(Request):
Read through the data and report every line in which the word "color" occurs.

(Input material):
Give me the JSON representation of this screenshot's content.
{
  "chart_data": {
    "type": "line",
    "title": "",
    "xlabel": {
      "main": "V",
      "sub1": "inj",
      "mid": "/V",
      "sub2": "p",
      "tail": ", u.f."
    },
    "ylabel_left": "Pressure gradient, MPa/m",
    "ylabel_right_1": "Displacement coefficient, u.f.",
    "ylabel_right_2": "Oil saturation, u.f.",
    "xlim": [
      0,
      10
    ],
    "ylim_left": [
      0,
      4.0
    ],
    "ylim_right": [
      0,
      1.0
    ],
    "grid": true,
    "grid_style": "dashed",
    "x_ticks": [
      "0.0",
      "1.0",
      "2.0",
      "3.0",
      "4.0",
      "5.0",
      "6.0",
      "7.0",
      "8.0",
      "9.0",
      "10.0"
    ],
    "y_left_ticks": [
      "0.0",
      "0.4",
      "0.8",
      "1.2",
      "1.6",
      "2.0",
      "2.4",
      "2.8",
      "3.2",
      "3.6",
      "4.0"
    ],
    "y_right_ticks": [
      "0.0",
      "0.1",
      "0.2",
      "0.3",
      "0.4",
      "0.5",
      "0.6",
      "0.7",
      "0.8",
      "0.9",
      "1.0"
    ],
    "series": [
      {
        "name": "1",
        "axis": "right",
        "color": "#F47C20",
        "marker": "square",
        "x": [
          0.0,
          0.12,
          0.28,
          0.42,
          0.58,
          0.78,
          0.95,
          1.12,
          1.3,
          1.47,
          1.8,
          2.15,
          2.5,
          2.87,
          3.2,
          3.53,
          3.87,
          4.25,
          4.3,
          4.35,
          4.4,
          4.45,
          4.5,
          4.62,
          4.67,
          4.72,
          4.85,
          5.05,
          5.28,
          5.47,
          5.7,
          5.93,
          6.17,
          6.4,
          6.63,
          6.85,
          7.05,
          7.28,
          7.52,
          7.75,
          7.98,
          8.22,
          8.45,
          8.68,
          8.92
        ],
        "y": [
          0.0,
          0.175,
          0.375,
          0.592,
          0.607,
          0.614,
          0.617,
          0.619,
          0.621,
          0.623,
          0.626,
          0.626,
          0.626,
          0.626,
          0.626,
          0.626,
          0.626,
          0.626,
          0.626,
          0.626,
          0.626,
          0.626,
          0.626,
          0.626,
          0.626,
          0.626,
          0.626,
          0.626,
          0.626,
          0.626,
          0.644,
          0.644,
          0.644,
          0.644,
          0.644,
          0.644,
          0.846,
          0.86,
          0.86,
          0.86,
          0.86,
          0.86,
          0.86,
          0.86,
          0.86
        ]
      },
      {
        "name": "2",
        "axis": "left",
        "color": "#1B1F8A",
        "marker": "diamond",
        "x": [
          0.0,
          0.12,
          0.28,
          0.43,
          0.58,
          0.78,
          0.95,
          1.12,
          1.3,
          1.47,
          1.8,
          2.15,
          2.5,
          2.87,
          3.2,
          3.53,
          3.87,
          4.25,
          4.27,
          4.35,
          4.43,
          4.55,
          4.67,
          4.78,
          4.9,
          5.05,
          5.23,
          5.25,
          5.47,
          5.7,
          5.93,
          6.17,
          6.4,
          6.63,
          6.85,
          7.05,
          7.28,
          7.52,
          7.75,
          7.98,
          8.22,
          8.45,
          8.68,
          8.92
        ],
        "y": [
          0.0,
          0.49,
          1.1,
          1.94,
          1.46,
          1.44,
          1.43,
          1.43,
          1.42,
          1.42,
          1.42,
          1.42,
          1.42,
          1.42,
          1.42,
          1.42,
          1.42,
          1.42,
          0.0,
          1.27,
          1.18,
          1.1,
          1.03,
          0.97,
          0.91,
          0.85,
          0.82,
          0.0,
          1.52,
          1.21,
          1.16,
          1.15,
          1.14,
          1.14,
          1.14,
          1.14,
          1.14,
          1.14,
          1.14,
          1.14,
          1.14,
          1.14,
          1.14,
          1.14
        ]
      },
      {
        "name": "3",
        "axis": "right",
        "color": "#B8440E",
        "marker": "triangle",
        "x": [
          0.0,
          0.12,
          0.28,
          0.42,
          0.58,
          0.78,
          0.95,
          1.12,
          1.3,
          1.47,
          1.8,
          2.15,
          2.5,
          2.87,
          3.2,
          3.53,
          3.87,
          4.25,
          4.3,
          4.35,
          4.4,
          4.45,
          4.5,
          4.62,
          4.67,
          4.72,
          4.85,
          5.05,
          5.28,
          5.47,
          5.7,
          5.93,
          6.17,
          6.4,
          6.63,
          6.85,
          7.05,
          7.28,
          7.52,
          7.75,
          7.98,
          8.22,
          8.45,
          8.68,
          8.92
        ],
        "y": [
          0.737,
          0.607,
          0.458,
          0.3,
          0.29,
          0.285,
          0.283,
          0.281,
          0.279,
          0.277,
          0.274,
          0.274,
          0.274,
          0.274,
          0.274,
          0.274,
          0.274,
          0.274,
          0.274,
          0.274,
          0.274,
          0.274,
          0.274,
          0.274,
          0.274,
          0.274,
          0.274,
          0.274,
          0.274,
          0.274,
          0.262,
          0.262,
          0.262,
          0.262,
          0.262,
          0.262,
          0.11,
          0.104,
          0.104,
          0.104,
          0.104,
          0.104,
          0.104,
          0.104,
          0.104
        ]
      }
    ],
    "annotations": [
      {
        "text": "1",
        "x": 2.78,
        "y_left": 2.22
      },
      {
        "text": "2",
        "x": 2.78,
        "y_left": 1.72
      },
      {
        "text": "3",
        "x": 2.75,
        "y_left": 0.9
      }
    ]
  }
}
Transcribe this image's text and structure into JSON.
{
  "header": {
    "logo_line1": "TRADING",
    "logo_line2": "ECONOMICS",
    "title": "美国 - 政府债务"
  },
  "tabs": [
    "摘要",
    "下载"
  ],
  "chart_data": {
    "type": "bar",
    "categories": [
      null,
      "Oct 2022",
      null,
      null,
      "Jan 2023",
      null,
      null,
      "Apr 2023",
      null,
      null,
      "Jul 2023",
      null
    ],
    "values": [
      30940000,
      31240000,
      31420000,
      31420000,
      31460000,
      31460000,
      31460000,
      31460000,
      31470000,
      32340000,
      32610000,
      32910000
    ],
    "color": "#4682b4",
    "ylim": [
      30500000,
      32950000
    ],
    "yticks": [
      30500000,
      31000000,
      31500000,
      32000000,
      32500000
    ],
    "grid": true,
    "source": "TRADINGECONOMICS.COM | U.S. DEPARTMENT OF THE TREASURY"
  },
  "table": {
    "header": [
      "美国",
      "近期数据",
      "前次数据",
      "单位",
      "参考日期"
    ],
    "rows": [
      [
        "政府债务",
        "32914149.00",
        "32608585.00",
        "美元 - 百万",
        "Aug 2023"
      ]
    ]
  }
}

(Written answer):
        "color": "#F47C20",
        "color": "#1B1F8A",
        "color": "#B8440E",
    "color": "#4682b4",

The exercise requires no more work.